__Tarea por realizar__.
Según el texto sobre Marx y Rimbaud, ¿por qué medio quería Rimbaud cambiar la vida?

__Texto proporcionado__.
'''

Pienso en dos soñadores extremos: Karl
Marx y Arthur Rimbaud (claro, el poeta y no el mercader). “La historia de todas
las sociedades que han existido hasta nuestro días –escribió el alemán, en
acuerdo o complicidad con el gran Federico Engels- es la historia de las luchas
de clases.” Estuvo en lo cierto. A partir de esta consideración o premisa, de
carácter digamos histórico (ya que corresponde a una visión del pasado) propuso
una cosa puntual en el plano político: transformar la realidad; transformarla
para bien, naturalmente. Cómo hacerlo. Con el estímulo violento del mismo motor
que empujó los cambios anteriores: la lucha de clases. Si antes se habían
enfrentado “hombres libres y esclavos, patricios y plebeyos, señores y siervos,
maestros y oficiales”, ahora –según el autor de El Capital- se enfrentarían
burgueses y proletarios y el resultado sería la instauración de una nueva forma
de organización social, el socialismo, como etapa de tránsito hacia la sociedad
ideal: el comunismo.
Rimbaud, el otro soñador extremo, habló
de cambiar la vida, no, por cierto, con la violencia de la lucha de clases,
sino con el aporte o influjo, acaso sutil, de la poesía.
¿Logró el marxismo (es decir, lo que
vino después de Marx) transformar la
realidad? ¿Pudo la poesía, como quiso Rimbaud, cambiar la vida? Yo no lo sé. En
todo caso, se trata, creo yo, de una asignación pendiente, sabe Dios hasta
cuándo.

'''

__Material suministrado__.
'''

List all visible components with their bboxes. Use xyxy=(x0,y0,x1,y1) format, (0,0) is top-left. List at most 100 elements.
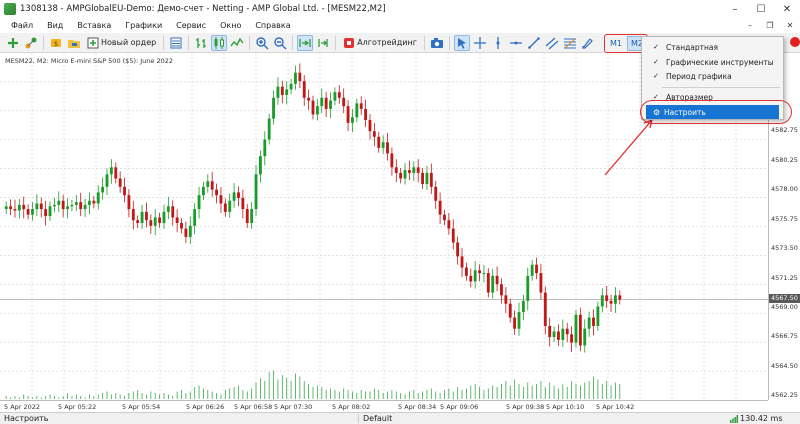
maximize-button[interactable]: ☐ xyxy=(748,0,774,18)
candle-body xyxy=(88,200,91,205)
candle-body xyxy=(31,209,34,215)
ctx-item-standard[interactable]: ✓ Стандартная xyxy=(642,40,785,54)
horizontal-line-icon[interactable] xyxy=(508,35,524,51)
candle-body xyxy=(526,275,530,301)
trend-line-icon[interactable] xyxy=(526,35,542,51)
candle-body xyxy=(250,209,254,223)
menu-view[interactable]: Вид xyxy=(40,21,70,30)
vertical-line-icon[interactable] xyxy=(490,35,506,51)
candle-body xyxy=(315,106,319,115)
candle-body xyxy=(412,167,416,173)
candle-body xyxy=(70,204,74,207)
candle-body xyxy=(158,217,162,223)
menu-window[interactable]: Окно xyxy=(213,21,248,30)
candle-body xyxy=(364,108,368,121)
candle-body xyxy=(162,211,166,223)
minimize-button[interactable]: – xyxy=(722,0,748,18)
candle-body xyxy=(596,306,600,326)
algo-trading-label: Алготрейдинг xyxy=(357,38,417,47)
add-symbol-icon[interactable] xyxy=(5,35,21,51)
folder-icon[interactable] xyxy=(66,35,82,51)
customize-highlight-oval xyxy=(640,100,792,124)
candle-body xyxy=(105,174,109,187)
algo-trading-button[interactable]: Алготрейдинг xyxy=(340,35,420,51)
candlestick-chart-icon[interactable] xyxy=(211,34,228,51)
candle-body xyxy=(508,303,512,318)
candle-body xyxy=(600,295,604,307)
candle-body xyxy=(145,211,148,221)
strategy-tester-icon[interactable] xyxy=(23,35,39,51)
candle-body xyxy=(451,228,455,243)
time-tick: 5 Apr 10:10 xyxy=(546,403,585,411)
toolbar-separator xyxy=(423,35,425,50)
crosshair-icon[interactable] xyxy=(472,35,488,51)
candle-body xyxy=(399,172,403,179)
candle-body xyxy=(456,242,460,257)
chart-minimize-button[interactable]: – xyxy=(740,18,760,33)
candle-body xyxy=(614,295,617,304)
close-button[interactable]: ✕ xyxy=(774,0,800,18)
window-title: 1308138 - AMPGlobalEU-Demo: Демо-счет - … xyxy=(20,4,386,14)
ctx-item-chart-period[interactable]: ✓ Период графика xyxy=(642,69,785,83)
new-order-button[interactable]: Новый ордер xyxy=(84,35,159,51)
candle-body xyxy=(210,181,214,190)
candle-body xyxy=(92,200,96,204)
cursor-icon[interactable] xyxy=(453,34,470,51)
candle-body xyxy=(136,220,140,223)
line-chart-icon[interactable] xyxy=(229,35,245,51)
bar-chart-icon[interactable] xyxy=(193,35,209,51)
menu-charts[interactable]: Графики xyxy=(118,21,169,30)
price-tick: 4562.25 xyxy=(771,391,798,399)
candle-body xyxy=(478,270,481,274)
candle-body xyxy=(565,328,569,335)
candle-body xyxy=(530,264,534,276)
candle-body xyxy=(464,267,468,276)
check-icon: ✓ xyxy=(653,72,659,80)
candle-body xyxy=(228,200,232,212)
candle-body xyxy=(561,328,565,340)
candle-body xyxy=(127,195,131,210)
zoom-out-icon[interactable] xyxy=(272,35,288,51)
toolbar-separator xyxy=(163,35,165,50)
ctx-item-drawing-tools[interactable]: ✓ Графические инструменты xyxy=(642,55,785,69)
fibonacci-icon[interactable] xyxy=(562,35,578,51)
menu-help[interactable]: Справка xyxy=(248,21,297,30)
equidistant-channel-icon[interactable] xyxy=(544,35,560,51)
candle-body xyxy=(416,167,420,173)
candle-body xyxy=(206,181,210,187)
menu-tools[interactable]: Сервис xyxy=(169,21,213,30)
time-scale[interactable]: 5 Apr 2022 5 Apr 05:22 5 Apr 05:54 5 Apr… xyxy=(0,400,768,412)
candle-body xyxy=(495,275,499,285)
ctx-item-label: Период графика xyxy=(666,71,732,81)
candle-body xyxy=(171,206,175,218)
current-price-label: 4567.50 xyxy=(769,294,800,303)
time-tick: 5 Apr 06:58 xyxy=(234,403,273,411)
candle-body xyxy=(4,206,8,210)
signal-bars-icon xyxy=(730,415,738,423)
candle-body xyxy=(35,203,39,210)
ctx-item-label: Графические инструменты xyxy=(666,57,774,67)
screenshot-icon[interactable] xyxy=(429,35,445,51)
depth-of-market-icon[interactable] xyxy=(168,35,184,51)
chart-shift-icon[interactable] xyxy=(315,35,331,51)
svg-text:$: $ xyxy=(54,40,58,48)
menu-insert[interactable]: Вставка xyxy=(70,21,118,30)
price-tick: 4580.25 xyxy=(771,156,798,164)
text-label-icon[interactable] xyxy=(580,35,596,51)
menu-separator xyxy=(662,87,780,88)
chart-restore-button[interactable]: ❐ xyxy=(760,18,780,33)
candle-body xyxy=(377,136,381,148)
autoscroll-icon[interactable] xyxy=(297,34,314,51)
candle-body xyxy=(109,167,113,175)
candle-body xyxy=(324,97,328,109)
candle-body xyxy=(539,273,543,293)
chart-close-button[interactable]: ✕ xyxy=(780,18,800,33)
price-tick: 4575.75 xyxy=(771,215,798,223)
candle-body xyxy=(351,117,354,123)
candle-body xyxy=(276,86,280,98)
candle-body xyxy=(13,209,17,211)
menu-file[interactable]: Файл xyxy=(4,21,40,30)
money-icon[interactable]: $ xyxy=(48,35,64,51)
timeframe-m1-button[interactable]: M1 xyxy=(606,36,626,51)
zoom-in-icon[interactable] xyxy=(254,35,270,51)
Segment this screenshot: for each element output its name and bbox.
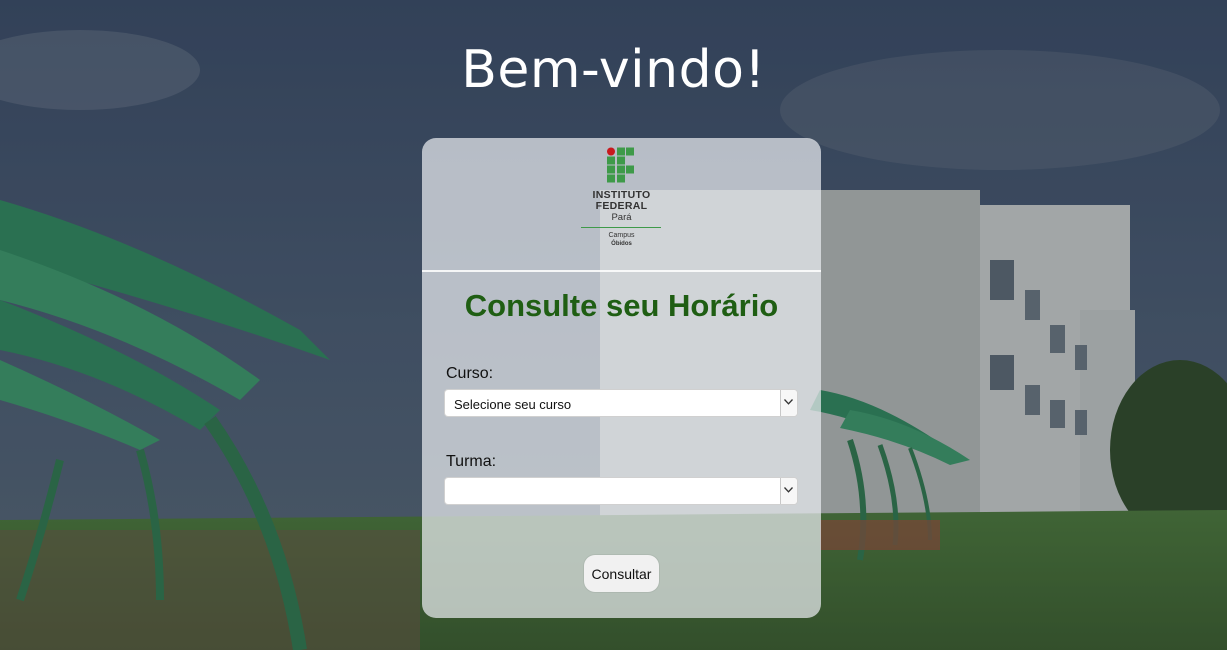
turma-label: Turma: bbox=[446, 453, 497, 470]
curso-select-value: Selecione seu curso bbox=[454, 397, 572, 412]
card-divider bbox=[422, 270, 821, 272]
welcome-heading: Bem-vindo! bbox=[461, 40, 766, 100]
login-card: INSTITUTO FEDERAL Pará Campus Óbidos Con… bbox=[422, 138, 821, 618]
logo-text-state: Pará bbox=[611, 212, 632, 223]
institution-logo: INSTITUTO FEDERAL Pará Campus Óbidos bbox=[422, 138, 821, 270]
chevron-down-icon bbox=[784, 487, 793, 493]
chevron-down-icon bbox=[784, 399, 793, 405]
logo-text-campus: Campus bbox=[608, 232, 635, 239]
logo-text-federal: FEDERAL bbox=[595, 200, 648, 212]
curso-select[interactable]: Selecione seu curso bbox=[444, 389, 798, 417]
consultar-button[interactable]: Consultar bbox=[584, 555, 659, 592]
logo-text-campus-name: Óbidos bbox=[611, 241, 632, 247]
turma-dropdown-button[interactable] bbox=[780, 478, 797, 504]
turma-select[interactable] bbox=[444, 477, 798, 505]
form-title: Consulte seu Horário bbox=[464, 288, 779, 323]
curso-dropdown-button[interactable] bbox=[780, 390, 797, 416]
logo-divider bbox=[581, 227, 661, 228]
curso-label: Curso: bbox=[446, 365, 494, 382]
page: Bem-vindo! INSTITUTO FEDERAL Pará Campus… bbox=[0, 0, 1227, 650]
ifpa-logo-icon bbox=[607, 147, 634, 183]
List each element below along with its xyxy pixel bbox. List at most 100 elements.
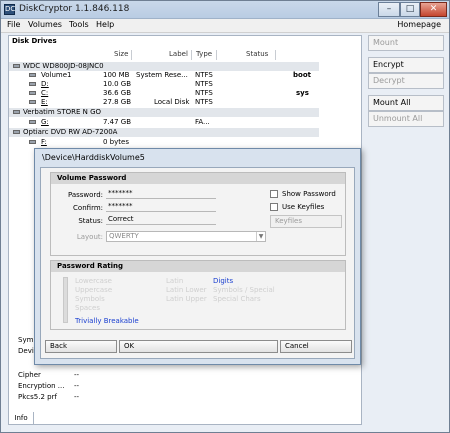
column-divider[interactable] <box>191 50 192 60</box>
volume-name: Volume1 <box>41 71 72 79</box>
column-divider[interactable] <box>216 50 217 60</box>
column-label[interactable]: Label <box>169 50 188 60</box>
disk-group-row[interactable]: WDC WD800JD-08JNC0 <box>9 62 319 71</box>
dialog-title: \Device\HarddiskVolume5 <box>42 153 145 162</box>
menu-volumes[interactable]: Volumes <box>28 20 62 29</box>
volume-type: NTFS <box>195 89 213 97</box>
volume-icon <box>29 100 36 104</box>
confirm-password-input[interactable]: ******* <box>106 202 216 212</box>
back-button[interactable]: Back <box>45 340 117 353</box>
volume-icon <box>29 120 36 124</box>
column-divider[interactable] <box>275 50 276 60</box>
column-status[interactable]: Status <box>246 50 268 60</box>
rating-faint-text: Lowercase <box>75 277 112 285</box>
volume-type: NTFS <box>195 98 213 106</box>
volume-size: 0 bytes <box>103 138 129 146</box>
volume-type: NTFS <box>195 80 213 88</box>
volume-type: FA... <box>195 118 210 126</box>
cancel-button[interactable]: Cancel <box>280 340 352 353</box>
decrypt-button[interactable]: Decrypt <box>368 73 444 89</box>
layout-select[interactable]: QWERTY ▼ <box>106 231 266 242</box>
menu-bar: File Volumes Tools Help Homepage <box>1 19 449 33</box>
app-window: DC DiskCryptor 1.1.846.118 – □ ✕ File Vo… <box>0 0 450 433</box>
mount-button[interactable]: Mount <box>368 35 444 51</box>
rating-faint-text: Latin Lower <box>166 286 207 294</box>
show-password-checkbox[interactable] <box>270 190 278 198</box>
use-keyfiles-checkbox[interactable] <box>270 203 278 211</box>
disk-name: Verbatim STORE N GO <box>23 108 102 116</box>
volume-label: System Rese... <box>136 71 188 79</box>
menu-help[interactable]: Help <box>96 20 114 29</box>
info-encryption-label: Encryption ... <box>18 382 65 390</box>
column-divider[interactable] <box>131 50 132 60</box>
rating-faint-text: Symbols <box>75 295 105 303</box>
volume-row[interactable]: E: 27.8 GB Local Disk NTFS <box>9 98 319 107</box>
disk-group-row[interactable]: Optiarc DVD RW AD-7200A <box>9 128 319 137</box>
volume-name: D: <box>41 80 49 88</box>
encrypt-button[interactable]: Encrypt <box>368 57 444 73</box>
menu-file[interactable]: File <box>7 20 20 29</box>
info-encryption-value: -- <box>74 382 80 390</box>
volume-row[interactable]: C: 36.6 GB NTFS sys <box>9 89 319 98</box>
volume-name: G: <box>41 118 49 126</box>
minimize-button[interactable]: – <box>378 2 400 17</box>
volume-password-dialog: \Device\HarddiskVolume5 Volume Password … <box>34 148 361 365</box>
hard-disk-icon <box>13 64 20 68</box>
show-password-label: Show Password <box>282 190 336 198</box>
title-bar[interactable]: DC DiskCryptor 1.1.846.118 – □ ✕ <box>1 1 449 19</box>
usb-drive-icon <box>13 110 20 114</box>
volume-size: 100 MB <box>103 71 130 79</box>
volume-row[interactable]: D: 10.0 GB NTFS <box>9 80 319 89</box>
volume-label: Local Disk <box>154 98 190 106</box>
rating-faint-text: Symbols / Special <box>213 286 275 294</box>
use-keyfiles-label: Use Keyfiles <box>282 203 325 211</box>
keyfiles-button[interactable]: Keyfiles <box>270 215 342 228</box>
volume-type: NTFS <box>195 71 213 79</box>
password-label: Password: <box>67 191 103 199</box>
password-input[interactable]: ******* <box>106 189 216 199</box>
disk-name: Optiarc DVD RW AD-7200A <box>23 128 118 136</box>
action-sidebar: Mount Encrypt Decrypt Mount All Unmount … <box>365 34 445 424</box>
unmount-all-button[interactable]: Unmount All <box>368 111 444 127</box>
rating-digits: Digits <box>213 277 234 285</box>
status-label: Status: <box>78 217 103 225</box>
password-rating-group: Password Rating Lowercase Uppercase Symb… <box>50 260 346 330</box>
maximize-button[interactable]: □ <box>400 2 420 17</box>
volume-icon <box>29 91 36 95</box>
column-size[interactable]: Size <box>114 50 128 60</box>
column-type[interactable]: Type <box>196 50 212 60</box>
window-title: DiskCryptor 1.1.846.118 <box>19 4 130 14</box>
info-cipher-label: Cipher <box>18 371 41 379</box>
volume-row[interactable]: Volume1 100 MB System Rese... NTFS boot <box>9 71 319 80</box>
rating-faint-text: Latin <box>166 277 184 285</box>
rating-result: Trivially Breakable <box>75 317 139 325</box>
rating-faint-text: Latin Upper <box>166 295 207 303</box>
chevron-down-icon[interactable]: ▼ <box>256 232 265 241</box>
confirm-label: Confirm: <box>73 204 103 212</box>
mount-all-button[interactable]: Mount All <box>368 95 444 111</box>
homepage-link[interactable]: Homepage <box>397 20 441 29</box>
status-value: Correct <box>106 215 216 225</box>
tab-info[interactable]: Info <box>8 412 34 425</box>
rating-faint-text: Uppercase <box>75 286 113 294</box>
optical-drive-icon <box>13 130 20 134</box>
rating-meter <box>63 277 68 323</box>
disk-drives-label: Disk Drives <box>12 37 57 45</box>
app-logo-icon: DC <box>4 4 16 15</box>
ok-button[interactable]: OK <box>119 340 278 353</box>
menu-tools[interactable]: Tools <box>69 20 89 29</box>
volume-size: 7.47 GB <box>103 118 132 126</box>
volume-icon <box>29 82 36 86</box>
password-rating-header: Password Rating <box>51 261 345 272</box>
layout-label: Layout: <box>76 233 103 241</box>
close-button[interactable]: ✕ <box>420 2 447 17</box>
info-pkcs-label: Pkcs5.2 prf <box>18 393 57 401</box>
volume-row[interactable]: G: 7.47 GB FA... <box>9 118 319 127</box>
info-pkcs-value: -- <box>74 393 80 401</box>
layout-select-value: QWERTY <box>109 232 139 240</box>
volume-row[interactable]: F: 0 bytes <box>9 138 319 147</box>
disk-group-row[interactable]: Verbatim STORE N GO <box>9 108 319 117</box>
info-cipher-value: -- <box>74 371 80 379</box>
volume-password-group: Volume Password Password: ******* Confir… <box>50 172 346 256</box>
dialog-body: Volume Password Password: ******* Confir… <box>40 167 355 359</box>
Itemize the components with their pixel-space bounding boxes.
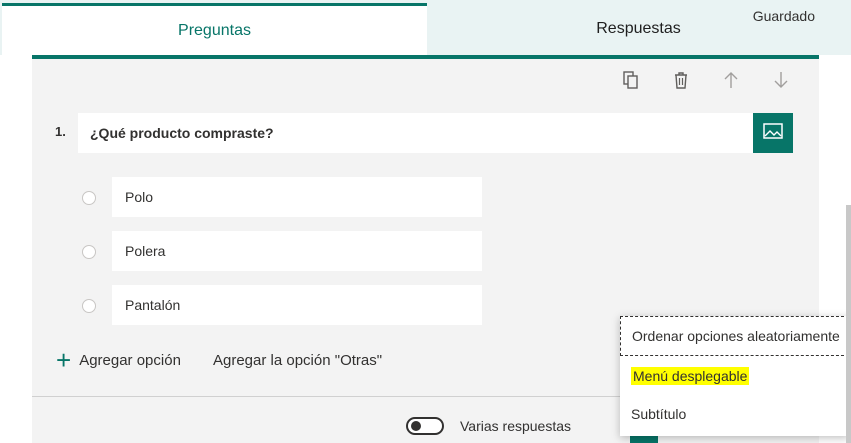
menu-item-shuffle-options[interactable]: Ordenar opciones aleatoriamente <box>620 316 849 356</box>
toggle-knob <box>411 421 421 431</box>
option-input[interactable]: Polo <box>112 177 482 217</box>
scrollbar[interactable] <box>846 205 851 443</box>
move-up-icon[interactable] <box>721 70 741 90</box>
option-radio <box>82 245 96 259</box>
plus-icon: + <box>56 345 72 375</box>
save-status: Guardado <box>752 8 815 24</box>
move-down-icon[interactable] <box>771 70 791 90</box>
menu-item-dropdown[interactable]: Menú desplegable <box>620 356 849 396</box>
question-title-input[interactable]: ¿Qué producto compraste? <box>78 113 753 153</box>
delete-icon[interactable] <box>671 70 691 90</box>
multiple-answers-label: Varias respuestas <box>460 418 572 434</box>
add-option-button[interactable]: + Agregar opción <box>56 345 181 375</box>
menu-item-dropdown-label: Menú desplegable <box>631 367 750 385</box>
tab-questions[interactable]: Preguntas <box>2 3 427 55</box>
insert-image-button[interactable] <box>753 113 793 153</box>
multiple-answers-toggle[interactable] <box>406 417 444 435</box>
more-settings-menu: Ordenar opciones aleatoriamente Menú des… <box>620 316 849 436</box>
menu-item-subtitle[interactable]: Subtítulo <box>620 394 849 434</box>
option-radio <box>82 191 96 205</box>
option-input[interactable]: Polera <box>112 231 482 271</box>
add-option-label: Agregar opción <box>79 351 181 369</box>
copy-icon[interactable] <box>621 70 641 90</box>
image-icon <box>763 122 783 144</box>
add-other-option-button[interactable]: Agregar la opción "Otras" <box>213 352 382 369</box>
option-input[interactable]: Pantalón <box>112 285 482 325</box>
option-radio <box>82 299 96 313</box>
question-number: 1. <box>55 124 66 139</box>
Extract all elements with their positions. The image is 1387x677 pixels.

'''

__Resultado del ejercicio__.
Con el aporte o influjo, acaso sutil, de la poesía, y no con la violencia de la lucha de clases.